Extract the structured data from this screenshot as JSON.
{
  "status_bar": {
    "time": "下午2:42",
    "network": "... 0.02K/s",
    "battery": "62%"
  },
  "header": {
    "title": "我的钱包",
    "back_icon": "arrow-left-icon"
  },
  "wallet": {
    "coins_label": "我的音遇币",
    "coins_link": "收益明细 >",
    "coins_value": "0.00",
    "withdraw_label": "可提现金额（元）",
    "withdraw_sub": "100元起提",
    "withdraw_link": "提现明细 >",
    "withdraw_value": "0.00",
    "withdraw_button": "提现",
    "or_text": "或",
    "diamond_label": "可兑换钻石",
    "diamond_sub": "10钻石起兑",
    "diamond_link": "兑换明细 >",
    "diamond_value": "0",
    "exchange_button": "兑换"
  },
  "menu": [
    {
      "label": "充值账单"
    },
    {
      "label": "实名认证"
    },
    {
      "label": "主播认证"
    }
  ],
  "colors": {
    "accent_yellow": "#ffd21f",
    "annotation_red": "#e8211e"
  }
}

= = = = = = =

_Exercise description_
Write the entire listing out again, word for word.

_Written answer_
Extract the structured data from this screenshot as JSON.
{
  "status_bar": {
    "time": "下午2:42",
    "network": "... 0.02K/s",
    "battery": "62%"
  },
  "header": {
    "title": "我的钱包",
    "back_icon": "arrow-left-icon"
  },
  "wallet": {
    "coins_label": "我的音遇币",
    "coins_link": "收益明细 >",
    "coins_value": "0.00",
    "withdraw_label": "可提现金额（元）",
    "withdraw_sub": "100元起提",
    "withdraw_link": "提现明细 >",
    "withdraw_value": "0.00",
    "withdraw_button": "提现",
    "or_text": "或",
    "diamond_label": "可兑换钻石",
    "diamond_sub": "10钻石起兑",
    "diamond_link": "兑换明细 >",
    "diamond_value": "0",
    "exchange_button": "兑换"
  },
  "menu": [
    {
      "label": "充值账单"
    },
    {
      "label": "实名认证"
    },
    {
      "label": "主播认证"
    }
  ],
  "colors": {
    "accent_yellow": "#ffd21f",
    "annotation_red": "#e8211e"
  }
}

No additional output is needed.